Entries from a dataset
┄┄┄┄┄┄

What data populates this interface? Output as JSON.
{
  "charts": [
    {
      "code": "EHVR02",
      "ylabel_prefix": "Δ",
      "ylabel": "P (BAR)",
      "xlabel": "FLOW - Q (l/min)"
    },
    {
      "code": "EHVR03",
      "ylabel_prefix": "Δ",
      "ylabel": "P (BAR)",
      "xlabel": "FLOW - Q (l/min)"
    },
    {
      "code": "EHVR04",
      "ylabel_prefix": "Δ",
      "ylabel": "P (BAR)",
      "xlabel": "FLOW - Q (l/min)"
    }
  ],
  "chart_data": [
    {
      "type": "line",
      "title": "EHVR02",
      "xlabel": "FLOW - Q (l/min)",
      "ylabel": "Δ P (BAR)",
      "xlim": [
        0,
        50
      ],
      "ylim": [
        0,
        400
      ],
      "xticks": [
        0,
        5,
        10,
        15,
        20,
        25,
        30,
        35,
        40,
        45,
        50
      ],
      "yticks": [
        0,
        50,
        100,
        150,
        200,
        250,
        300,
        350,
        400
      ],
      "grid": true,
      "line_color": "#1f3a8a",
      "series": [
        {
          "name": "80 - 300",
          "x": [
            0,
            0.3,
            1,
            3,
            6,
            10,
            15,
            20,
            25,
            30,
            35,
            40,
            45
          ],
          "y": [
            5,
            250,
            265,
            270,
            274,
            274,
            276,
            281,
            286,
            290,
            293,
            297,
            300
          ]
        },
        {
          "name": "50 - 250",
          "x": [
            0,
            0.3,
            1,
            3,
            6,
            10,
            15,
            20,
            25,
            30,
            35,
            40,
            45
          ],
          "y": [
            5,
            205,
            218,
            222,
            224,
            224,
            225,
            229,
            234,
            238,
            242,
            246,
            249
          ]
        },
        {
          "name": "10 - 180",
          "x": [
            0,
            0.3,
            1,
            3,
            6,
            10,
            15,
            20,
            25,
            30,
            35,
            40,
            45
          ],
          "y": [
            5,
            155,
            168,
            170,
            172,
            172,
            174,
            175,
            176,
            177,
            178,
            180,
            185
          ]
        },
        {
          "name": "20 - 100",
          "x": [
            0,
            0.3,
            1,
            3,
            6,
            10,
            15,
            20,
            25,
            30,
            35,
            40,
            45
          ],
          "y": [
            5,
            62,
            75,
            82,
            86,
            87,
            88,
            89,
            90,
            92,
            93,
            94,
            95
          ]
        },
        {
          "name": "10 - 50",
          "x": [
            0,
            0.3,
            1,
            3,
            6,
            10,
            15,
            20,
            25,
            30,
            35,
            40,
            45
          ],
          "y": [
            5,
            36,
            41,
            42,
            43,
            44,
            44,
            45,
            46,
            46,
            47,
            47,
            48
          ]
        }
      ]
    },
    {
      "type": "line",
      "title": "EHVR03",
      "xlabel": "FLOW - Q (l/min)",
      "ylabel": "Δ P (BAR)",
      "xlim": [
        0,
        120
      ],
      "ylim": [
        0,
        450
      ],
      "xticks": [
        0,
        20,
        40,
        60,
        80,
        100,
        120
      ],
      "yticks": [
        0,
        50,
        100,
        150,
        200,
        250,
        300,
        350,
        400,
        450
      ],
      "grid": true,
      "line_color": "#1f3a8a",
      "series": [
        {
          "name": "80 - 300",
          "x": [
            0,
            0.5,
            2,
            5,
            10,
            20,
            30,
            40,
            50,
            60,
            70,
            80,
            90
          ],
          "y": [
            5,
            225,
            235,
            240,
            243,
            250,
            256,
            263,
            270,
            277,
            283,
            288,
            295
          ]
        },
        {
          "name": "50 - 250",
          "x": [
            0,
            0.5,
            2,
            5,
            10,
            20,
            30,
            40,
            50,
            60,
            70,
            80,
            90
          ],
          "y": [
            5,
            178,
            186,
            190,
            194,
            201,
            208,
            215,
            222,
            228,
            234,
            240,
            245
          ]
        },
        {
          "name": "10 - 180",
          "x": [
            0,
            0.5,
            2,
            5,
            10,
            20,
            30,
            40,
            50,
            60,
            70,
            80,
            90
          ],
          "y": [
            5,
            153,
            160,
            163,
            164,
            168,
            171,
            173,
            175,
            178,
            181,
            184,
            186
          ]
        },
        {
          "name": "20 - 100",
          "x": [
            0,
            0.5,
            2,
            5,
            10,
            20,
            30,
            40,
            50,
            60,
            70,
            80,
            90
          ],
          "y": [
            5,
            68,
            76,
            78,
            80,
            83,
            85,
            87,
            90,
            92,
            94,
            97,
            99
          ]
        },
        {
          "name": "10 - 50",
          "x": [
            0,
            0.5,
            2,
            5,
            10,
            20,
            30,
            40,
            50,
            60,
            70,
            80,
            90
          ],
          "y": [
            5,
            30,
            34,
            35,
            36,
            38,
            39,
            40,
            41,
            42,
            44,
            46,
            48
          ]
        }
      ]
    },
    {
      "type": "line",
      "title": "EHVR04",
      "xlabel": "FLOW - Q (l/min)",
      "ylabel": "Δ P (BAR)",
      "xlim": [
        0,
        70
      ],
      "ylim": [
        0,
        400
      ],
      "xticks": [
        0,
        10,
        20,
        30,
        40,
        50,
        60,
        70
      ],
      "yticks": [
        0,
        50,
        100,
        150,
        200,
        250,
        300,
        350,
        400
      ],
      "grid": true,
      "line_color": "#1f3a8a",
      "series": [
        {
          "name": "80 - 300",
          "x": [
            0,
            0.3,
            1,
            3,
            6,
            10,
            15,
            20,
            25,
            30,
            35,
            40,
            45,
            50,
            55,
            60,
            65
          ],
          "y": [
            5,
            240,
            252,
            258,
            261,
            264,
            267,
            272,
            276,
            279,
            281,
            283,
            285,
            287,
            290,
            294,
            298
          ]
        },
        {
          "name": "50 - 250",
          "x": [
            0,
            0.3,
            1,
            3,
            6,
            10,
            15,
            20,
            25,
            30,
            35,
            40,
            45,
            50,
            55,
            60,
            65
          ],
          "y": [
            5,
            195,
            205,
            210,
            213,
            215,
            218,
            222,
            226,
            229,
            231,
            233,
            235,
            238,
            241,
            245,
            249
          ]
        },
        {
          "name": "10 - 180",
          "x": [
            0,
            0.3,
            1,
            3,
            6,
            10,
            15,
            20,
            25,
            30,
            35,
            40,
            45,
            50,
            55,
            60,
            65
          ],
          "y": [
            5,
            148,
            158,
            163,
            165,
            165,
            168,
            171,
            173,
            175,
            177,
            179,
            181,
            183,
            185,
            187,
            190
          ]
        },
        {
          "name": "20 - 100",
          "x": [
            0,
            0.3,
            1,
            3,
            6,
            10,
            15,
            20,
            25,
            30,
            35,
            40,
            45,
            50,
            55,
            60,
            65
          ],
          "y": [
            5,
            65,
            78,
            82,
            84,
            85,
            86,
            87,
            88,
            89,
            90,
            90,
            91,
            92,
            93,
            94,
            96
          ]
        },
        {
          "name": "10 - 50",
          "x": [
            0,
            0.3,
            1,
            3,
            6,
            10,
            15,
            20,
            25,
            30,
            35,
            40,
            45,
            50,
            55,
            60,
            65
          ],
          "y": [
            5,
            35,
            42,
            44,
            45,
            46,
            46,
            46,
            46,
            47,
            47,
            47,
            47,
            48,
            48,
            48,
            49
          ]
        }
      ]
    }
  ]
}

┄┄┄┄┄┄

Reproduce all of the records exactly.

Exercise solution →
What data populates this interface? Output as JSON.
{
  "charts": [
    {
      "code": "EHVR02",
      "ylabel_prefix": "Δ",
      "ylabel": "P (BAR)",
      "xlabel": "FLOW - Q (l/min)"
    },
    {
      "code": "EHVR03",
      "ylabel_prefix": "Δ",
      "ylabel": "P (BAR)",
      "xlabel": "FLOW - Q (l/min)"
    },
    {
      "code": "EHVR04",
      "ylabel_prefix": "Δ",
      "ylabel": "P (BAR)",
      "xlabel": "FLOW - Q (l/min)"
    }
  ],
  "chart_data": [
    {
      "type": "line",
      "title": "EHVR02",
      "xlabel": "FLOW - Q (l/min)",
      "ylabel": "Δ P (BAR)",
      "xlim": [
        0,
        50
      ],
      "ylim": [
        0,
        400
      ],
      "xticks": [
        0,
        5,
        10,
        15,
        20,
        25,
        30,
        35,
        40,
        45,
        50
      ],
      "yticks": [
        0,
        50,
        100,
        150,
        200,
        250,
        300,
        350,
        400
      ],
      "grid": true,
      "line_color": "#1f3a8a",
      "series": [
        {
          "name": "80 - 300",
          "x": [
            0,
            0.3,
            1,
            3,
            6,
            10,
            15,
            20,
            25,
            30,
            35,
            40,
            45
          ],
          "y": [
            5,
            250,
            265,
            270,
            274,
            274,
            276,
            281,
            286,
            290,
            293,
            297,
            300
          ]
        },
        {
          "name": "50 - 250",
          "x": [
            0,
            0.3,
            1,
            3,
            6,
            10,
            15,
            20,
            25,
            30,
            35,
            40,
            45
          ],
          "y": [
            5,
            205,
            218,
            222,
            224,
            224,
            225,
            229,
            234,
            238,
            242,
            246,
            249
          ]
        },
        {
          "name": "10 - 180",
          "x": [
            0,
            0.3,
            1,
            3,
            6,
            10,
            15,
            20,
            25,
            30,
            35,
            40,
            45
          ],
          "y": [
            5,
            155,
            168,
            170,
            172,
            172,
            174,
            175,
            176,
            177,
            178,
            180,
            185
          ]
        },
        {
          "name": "20 - 100",
          "x": [
            0,
            0.3,
            1,
            3,
            6,
            10,
            15,
            20,
            25,
            30,
            35,
            40,
            45
          ],
          "y": [
            5,
            62,
            75,
            82,
            86,
            87,
            88,
            89,
            90,
            92,
            93,
            94,
            95
          ]
        },
        {
          "name": "10 - 50",
          "x": [
            0,
            0.3,
            1,
            3,
            6,
            10,
            15,
            20,
            25,
            30,
            35,
            40,
            45
          ],
          "y": [
            5,
            36,
            41,
            42,
            43,
            44,
            44,
            45,
            46,
            46,
            47,
            47,
            48
          ]
        }
      ]
    },
    {
      "type": "line",
      "title": "EHVR03",
      "xlabel": "FLOW - Q (l/min)",
      "ylabel": "Δ P (BAR)",
      "xlim": [
        0,
        120
      ],
      "ylim": [
        0,
        450
      ],
      "xticks": [
        0,
        20,
        40,
        60,
        80,
        100,
        120
      ],
      "yticks": [
        0,
        50,
        100,
        150,
        200,
        250,
        300,
        350,
        400,
        450
      ],
      "grid": true,
      "line_color": "#1f3a8a",
      "series": [
        {
          "name": "80 - 300",
          "x": [
            0,
            0.5,
            2,
            5,
            10,
            20,
            30,
            40,
            50,
            60,
            70,
            80,
            90
          ],
          "y": [
            5,
            225,
            235,
            240,
            243,
            250,
            256,
            263,
            270,
            277,
            283,
            288,
            295
          ]
        },
        {
          "name": "50 - 250",
          "x": [
            0,
            0.5,
            2,
            5,
            10,
            20,
            30,
            40,
            50,
            60,
            70,
            80,
            90
          ],
          "y": [
            5,
            178,
            186,
            190,
            194,
            201,
            208,
            215,
            222,
            228,
            234,
            240,
            245
          ]
        },
        {
          "name": "10 - 180",
          "x": [
            0,
            0.5,
            2,
            5,
            10,
            20,
            30,
            40,
            50,
            60,
            70,
            80,
            90
          ],
          "y": [
            5,
            153,
            160,
            163,
            164,
            168,
            171,
            173,
            175,
            178,
            181,
            184,
            186
          ]
        },
        {
          "name": "20 - 100",
          "x": [
            0,
            0.5,
            2,
            5,
            10,
            20,
            30,
            40,
            50,
            60,
            70,
            80,
            90
          ],
          "y": [
            5,
            68,
            76,
            78,
            80,
            83,
            85,
            87,
            90,
            92,
            94,
            97,
            99
          ]
        },
        {
          "name": "10 - 50",
          "x": [
            0,
            0.5,
            2,
            5,
            10,
            20,
            30,
            40,
            50,
            60,
            70,
            80,
            90
          ],
          "y": [
            5,
            30,
            34,
            35,
            36,
            38,
            39,
            40,
            41,
            42,
            44,
            46,
            48
          ]
        }
      ]
    },
    {
      "type": "line",
      "title": "EHVR04",
      "xlabel": "FLOW - Q (l/min)",
      "ylabel": "Δ P (BAR)",
      "xlim": [
        0,
        70
      ],
      "ylim": [
        0,
        400
      ],
      "xticks": [
        0,
        10,
        20,
        30,
        40,
        50,
        60,
        70
      ],
      "yticks": [
        0,
        50,
        100,
        150,
        200,
        250,
        300,
        350,
        400
      ],
      "grid": true,
      "line_color": "#1f3a8a",
      "series": [
        {
          "name": "80 - 300",
          "x": [
            0,
            0.3,
            1,
            3,
            6,
            10,
            15,
            20,
            25,
            30,
            35,
            40,
            45,
            50,
            55,
            60,
            65
          ],
          "y": [
            5,
            240,
            252,
            258,
            261,
            264,
            267,
            272,
            276,
            279,
            281,
            283,
            285,
            287,
            290,
            294,
            298
          ]
        },
        {
          "name": "50 - 250",
          "x": [
            0,
            0.3,
            1,
            3,
            6,
            10,
            15,
            20,
            25,
            30,
            35,
            40,
            45,
            50,
            55,
            60,
            65
          ],
          "y": [
            5,
            195,
            205,
            210,
            213,
            215,
            218,
            222,
            226,
            229,
            231,
            233,
            235,
            238,
            241,
            245,
            249
          ]
        },
        {
          "name": "10 - 180",
          "x": [
            0,
            0.3,
            1,
            3,
            6,
            10,
            15,
            20,
            25,
            30,
            35,
            40,
            45,
            50,
            55,
            60,
            65
          ],
          "y": [
            5,
            148,
            158,
            163,
            165,
            165,
            168,
            171,
            173,
            175,
            177,
            179,
            181,
            183,
            185,
            187,
            190
          ]
        },
        {
          "name": "20 - 100",
          "x": [
            0,
            0.3,
            1,
            3,
            6,
            10,
            15,
            20,
            25,
            30,
            35,
            40,
            45,
            50,
            55,
            60,
            65
          ],
          "y": [
            5,
            65,
            78,
            82,
            84,
            85,
            86,
            87,
            88,
            89,
            90,
            90,
            91,
            92,
            93,
            94,
            96
          ]
        },
        {
          "name": "10 - 50",
          "x": [
            0,
            0.3,
            1,
            3,
            6,
            10,
            15,
            20,
            25,
            30,
            35,
            40,
            45,
            50,
            55,
            60,
            65
          ],
          "y": [
            5,
            35,
            42,
            44,
            45,
            46,
            46,
            46,
            46,
            47,
            47,
            47,
            47,
            48,
            48,
            48,
            49
          ]
        }
      ]
    }
  ]
}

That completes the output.